* **Directions for this task**: Reproduce this listing in full.

Items from a data source:
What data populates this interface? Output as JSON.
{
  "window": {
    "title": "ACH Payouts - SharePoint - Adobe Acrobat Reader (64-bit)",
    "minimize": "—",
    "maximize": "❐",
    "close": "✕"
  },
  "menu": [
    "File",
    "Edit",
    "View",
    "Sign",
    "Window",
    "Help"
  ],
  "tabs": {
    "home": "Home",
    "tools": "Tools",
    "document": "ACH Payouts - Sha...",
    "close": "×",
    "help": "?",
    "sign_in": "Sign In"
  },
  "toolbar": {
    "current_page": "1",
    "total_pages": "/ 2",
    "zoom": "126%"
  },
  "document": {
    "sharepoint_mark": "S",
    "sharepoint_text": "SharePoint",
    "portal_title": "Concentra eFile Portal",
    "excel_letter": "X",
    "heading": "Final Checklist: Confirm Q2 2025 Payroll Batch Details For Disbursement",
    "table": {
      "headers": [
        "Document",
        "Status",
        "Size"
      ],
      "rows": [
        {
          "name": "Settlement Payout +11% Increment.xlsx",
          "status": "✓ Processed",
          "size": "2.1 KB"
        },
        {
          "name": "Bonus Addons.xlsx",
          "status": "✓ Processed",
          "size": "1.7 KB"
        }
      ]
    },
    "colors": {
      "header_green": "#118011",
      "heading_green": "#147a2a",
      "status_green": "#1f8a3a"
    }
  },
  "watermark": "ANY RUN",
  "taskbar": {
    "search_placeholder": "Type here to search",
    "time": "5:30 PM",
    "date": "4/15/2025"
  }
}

* **Answer to this problem**:
What data populates this interface? Output as JSON.
{
  "window": {
    "title": "ACH Payouts - SharePoint - Adobe Acrobat Reader (64-bit)",
    "minimize": "—",
    "maximize": "❐",
    "close": "✕"
  },
  "menu": [
    "File",
    "Edit",
    "View",
    "Sign",
    "Window",
    "Help"
  ],
  "tabs": {
    "home": "Home",
    "tools": "Tools",
    "document": "ACH Payouts - Sha...",
    "close": "×",
    "help": "?",
    "sign_in": "Sign In"
  },
  "toolbar": {
    "current_page": "1",
    "total_pages": "/ 2",
    "zoom": "126%"
  },
  "document": {
    "sharepoint_mark": "S",
    "sharepoint_text": "SharePoint",
    "portal_title": "Concentra eFile Portal",
    "excel_letter": "X",
    "heading": "Final Checklist: Confirm Q2 2025 Payroll Batch Details For Disbursement",
    "table": {
      "headers": [
        "Document",
        "Status",
        "Size"
      ],
      "rows": [
        {
          "name": "Settlement Payout +11% Increment.xlsx",
          "status": "✓ Processed",
          "size": "2.1 KB"
        },
        {
          "name": "Bonus Addons.xlsx",
          "status": "✓ Processed",
          "size": "1.7 KB"
        }
      ]
    },
    "colors": {
      "header_green": "#118011",
      "heading_green": "#147a2a",
      "status_green": "#1f8a3a"
    }
  },
  "watermark": "ANY RUN",
  "taskbar": {
    "search_placeholder": "Type here to search",
    "time": "5:30 PM",
    "date": "4/15/2025"
  }
}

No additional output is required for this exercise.